-- START Given entries --

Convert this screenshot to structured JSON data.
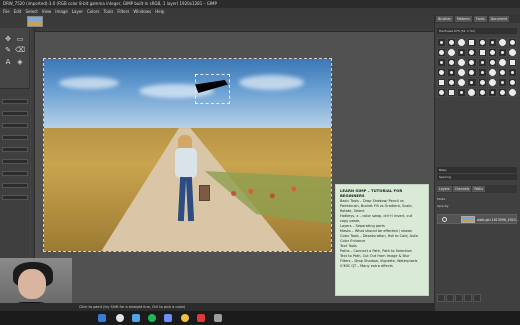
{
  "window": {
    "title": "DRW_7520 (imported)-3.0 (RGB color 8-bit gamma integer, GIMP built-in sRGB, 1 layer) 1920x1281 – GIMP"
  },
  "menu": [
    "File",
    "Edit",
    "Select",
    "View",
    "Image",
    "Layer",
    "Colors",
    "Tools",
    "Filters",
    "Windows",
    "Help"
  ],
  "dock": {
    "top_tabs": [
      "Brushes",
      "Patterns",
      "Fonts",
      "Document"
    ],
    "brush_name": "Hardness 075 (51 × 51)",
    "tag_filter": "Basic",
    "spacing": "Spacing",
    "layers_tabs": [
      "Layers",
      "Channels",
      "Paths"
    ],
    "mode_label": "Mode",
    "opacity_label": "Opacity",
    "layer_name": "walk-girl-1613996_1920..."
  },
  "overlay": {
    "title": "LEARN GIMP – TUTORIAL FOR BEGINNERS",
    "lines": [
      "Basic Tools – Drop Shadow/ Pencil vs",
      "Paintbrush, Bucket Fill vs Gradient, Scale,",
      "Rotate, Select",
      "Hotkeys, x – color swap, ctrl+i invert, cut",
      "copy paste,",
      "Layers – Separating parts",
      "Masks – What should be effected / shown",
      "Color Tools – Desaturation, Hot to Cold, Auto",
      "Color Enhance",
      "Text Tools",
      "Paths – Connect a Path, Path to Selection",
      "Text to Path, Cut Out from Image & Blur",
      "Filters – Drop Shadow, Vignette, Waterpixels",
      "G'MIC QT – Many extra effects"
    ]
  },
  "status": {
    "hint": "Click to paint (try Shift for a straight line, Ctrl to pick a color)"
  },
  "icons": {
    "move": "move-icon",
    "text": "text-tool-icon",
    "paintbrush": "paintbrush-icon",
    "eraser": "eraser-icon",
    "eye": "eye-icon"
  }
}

-- END Given entries --

▶ **Your task**
Quote every entry exactly, with the pictures omitted.

▶ **Result**
Convert this screenshot to structured JSON data.
{
  "window": {
    "title": "DRW_7520 (imported)-3.0 (RGB color 8-bit gamma integer, GIMP built-in sRGB, 1 layer) 1920x1281 – GIMP"
  },
  "menu": [
    "File",
    "Edit",
    "Select",
    "View",
    "Image",
    "Layer",
    "Colors",
    "Tools",
    "Filters",
    "Windows",
    "Help"
  ],
  "dock": {
    "top_tabs": [
      "Brushes",
      "Patterns",
      "Fonts",
      "Document"
    ],
    "brush_name": "Hardness 075 (51 × 51)",
    "tag_filter": "Basic",
    "spacing": "Spacing",
    "layers_tabs": [
      "Layers",
      "Channels",
      "Paths"
    ],
    "mode_label": "Mode",
    "opacity_label": "Opacity",
    "layer_name": "walk-girl-1613996_1920..."
  },
  "overlay": {
    "title": "LEARN GIMP – TUTORIAL FOR BEGINNERS",
    "lines": [
      "Basic Tools – Drop Shadow/ Pencil vs",
      "Paintbrush, Bucket Fill vs Gradient, Scale,",
      "Rotate, Select",
      "Hotkeys, x – color swap, ctrl+i invert, cut",
      "copy paste,",
      "Layers – Separating parts",
      "Masks – What should be effected / shown",
      "Color Tools – Desaturation, Hot to Cold, Auto",
      "Color Enhance",
      "Text Tools",
      "Paths – Connect a Path, Path to Selection",
      "Text to Path, Cut Out from Image & Blur",
      "Filters – Drop Shadow, Vignette, Waterpixels",
      "G'MIC QT – Many extra effects"
    ]
  },
  "status": {
    "hint": "Click to paint (try Shift for a straight line, Ctrl to pick a color)"
  },
  "icons": {
    "move": "move-icon",
    "text": "text-tool-icon",
    "paintbrush": "paintbrush-icon",
    "eraser": "eraser-icon",
    "eye": "eye-icon"
  }
}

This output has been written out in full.